(EXERCISE REQUIREMENTS): Repeat each line of the material below exactly as it appears, minus any pictures.

--------

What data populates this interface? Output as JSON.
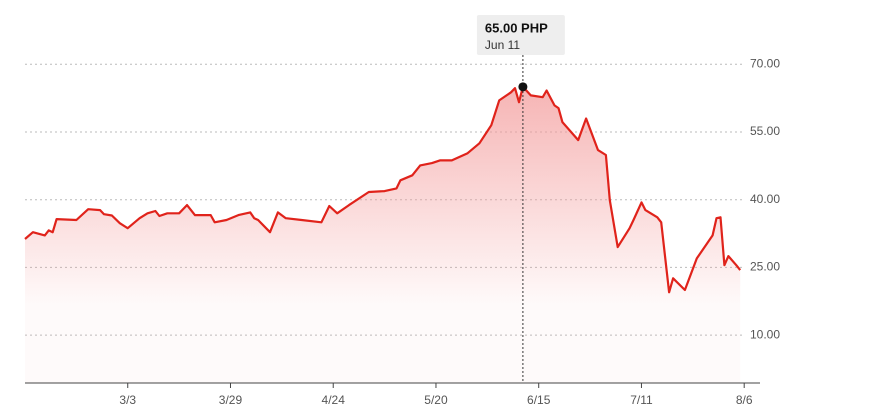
{
  "chart_data": {
    "type": "line",
    "x": [
      "2/5",
      "2/7",
      "2/10",
      "2/11",
      "2/12",
      "2/13",
      "2/18",
      "2/21",
      "2/24",
      "2/25",
      "2/27",
      "3/1",
      "3/3",
      "3/6",
      "3/8",
      "3/10",
      "3/11",
      "3/13",
      "3/16",
      "3/18",
      "3/20",
      "3/24",
      "3/25",
      "3/28",
      "3/31",
      "4/3",
      "4/4",
      "4/5",
      "4/8",
      "4/10",
      "4/12",
      "4/16",
      "4/21",
      "4/23",
      "4/25",
      "4/28",
      "5/3",
      "5/7",
      "5/10",
      "5/11",
      "5/14",
      "5/16",
      "5/19",
      "5/21",
      "5/24",
      "5/28",
      "5/31",
      "6/3",
      "6/5",
      "6/8",
      "6/9",
      "6/10",
      "6/11",
      "6/13",
      "6/16",
      "6/17",
      "6/19",
      "6/20",
      "6/21",
      "6/25",
      "6/27",
      "6/30",
      "7/2",
      "7/3",
      "7/5",
      "7/8",
      "7/9",
      "7/11",
      "7/12",
      "7/15",
      "7/16",
      "7/18",
      "7/19",
      "7/22",
      "7/25",
      "7/29",
      "7/30",
      "7/31",
      "8/1",
      "8/2",
      "8/4",
      "8/5"
    ],
    "series": [
      {
        "color": "#e0231b",
        "values": [
          31.3,
          32.8,
          32.1,
          33.2,
          32.8,
          35.7,
          35.5,
          37.9,
          37.7,
          36.8,
          36.5,
          34.8,
          33.7,
          35.9,
          37.0,
          37.5,
          36.4,
          37.0,
          37.0,
          38.8,
          36.6,
          36.6,
          35.0,
          35.5,
          36.6,
          37.2,
          35.9,
          35.5,
          32.8,
          37.2,
          35.9,
          35.5,
          35.0,
          38.6,
          37.0,
          38.8,
          41.7,
          41.9,
          42.5,
          44.3,
          45.4,
          47.6,
          48.1,
          48.7,
          48.7,
          50.3,
          52.5,
          56.5,
          62.0,
          63.8,
          64.7,
          61.6,
          65.0,
          63.1,
          62.7,
          64.2,
          60.9,
          60.3,
          57.2,
          53.2,
          58.0,
          51.0,
          49.9,
          39.9,
          29.5,
          33.7,
          35.5,
          39.4,
          37.7,
          36.1,
          35.0,
          19.5,
          22.6,
          20.0,
          27.0,
          32.1,
          35.9,
          36.1,
          25.5,
          27.5,
          25.5,
          24.4
        ]
      }
    ],
    "xlim": [
      "2/5",
      "8/10"
    ],
    "xticks": [
      "3/3",
      "3/29",
      "4/24",
      "5/20",
      "6/15",
      "7/11",
      "8/6"
    ],
    "ylim": [
      -0.6,
      78.7
    ],
    "yticks": [
      {
        "value": 10,
        "label": "10.00"
      },
      {
        "value": 25,
        "label": "25.00"
      },
      {
        "value": 40,
        "label": "40.00"
      },
      {
        "value": 55,
        "label": "55.00"
      },
      {
        "value": 70,
        "label": "70.00"
      }
    ],
    "grid": true,
    "tooltip": {
      "value": 65.0,
      "label": "65.00 PHP",
      "date": "Jun 11"
    }
  }
}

--------

(RESULT OF THIS EXERCISE):
What data populates this interface? Output as JSON.
{
  "chart_data": {
    "type": "line",
    "x": [
      "2/5",
      "2/7",
      "2/10",
      "2/11",
      "2/12",
      "2/13",
      "2/18",
      "2/21",
      "2/24",
      "2/25",
      "2/27",
      "3/1",
      "3/3",
      "3/6",
      "3/8",
      "3/10",
      "3/11",
      "3/13",
      "3/16",
      "3/18",
      "3/20",
      "3/24",
      "3/25",
      "3/28",
      "3/31",
      "4/3",
      "4/4",
      "4/5",
      "4/8",
      "4/10",
      "4/12",
      "4/16",
      "4/21",
      "4/23",
      "4/25",
      "4/28",
      "5/3",
      "5/7",
      "5/10",
      "5/11",
      "5/14",
      "5/16",
      "5/19",
      "5/21",
      "5/24",
      "5/28",
      "5/31",
      "6/3",
      "6/5",
      "6/8",
      "6/9",
      "6/10",
      "6/11",
      "6/13",
      "6/16",
      "6/17",
      "6/19",
      "6/20",
      "6/21",
      "6/25",
      "6/27",
      "6/30",
      "7/2",
      "7/3",
      "7/5",
      "7/8",
      "7/9",
      "7/11",
      "7/12",
      "7/15",
      "7/16",
      "7/18",
      "7/19",
      "7/22",
      "7/25",
      "7/29",
      "7/30",
      "7/31",
      "8/1",
      "8/2",
      "8/4",
      "8/5"
    ],
    "series": [
      {
        "color": "#e0231b",
        "values": [
          31.3,
          32.8,
          32.1,
          33.2,
          32.8,
          35.7,
          35.5,
          37.9,
          37.7,
          36.8,
          36.5,
          34.8,
          33.7,
          35.9,
          37.0,
          37.5,
          36.4,
          37.0,
          37.0,
          38.8,
          36.6,
          36.6,
          35.0,
          35.5,
          36.6,
          37.2,
          35.9,
          35.5,
          32.8,
          37.2,
          35.9,
          35.5,
          35.0,
          38.6,
          37.0,
          38.8,
          41.7,
          41.9,
          42.5,
          44.3,
          45.4,
          47.6,
          48.1,
          48.7,
          48.7,
          50.3,
          52.5,
          56.5,
          62.0,
          63.8,
          64.7,
          61.6,
          65.0,
          63.1,
          62.7,
          64.2,
          60.9,
          60.3,
          57.2,
          53.2,
          58.0,
          51.0,
          49.9,
          39.9,
          29.5,
          33.7,
          35.5,
          39.4,
          37.7,
          36.1,
          35.0,
          19.5,
          22.6,
          20.0,
          27.0,
          32.1,
          35.9,
          36.1,
          25.5,
          27.5,
          25.5,
          24.4
        ]
      }
    ],
    "xlim": [
      "2/5",
      "8/10"
    ],
    "xticks": [
      "3/3",
      "3/29",
      "4/24",
      "5/20",
      "6/15",
      "7/11",
      "8/6"
    ],
    "ylim": [
      -0.6,
      78.7
    ],
    "yticks": [
      {
        "value": 10,
        "label": "10.00"
      },
      {
        "value": 25,
        "label": "25.00"
      },
      {
        "value": 40,
        "label": "40.00"
      },
      {
        "value": 55,
        "label": "55.00"
      },
      {
        "value": 70,
        "label": "70.00"
      }
    ],
    "grid": true,
    "tooltip": {
      "value": 65.0,
      "label": "65.00 PHP",
      "date": "Jun 11"
    }
  }
}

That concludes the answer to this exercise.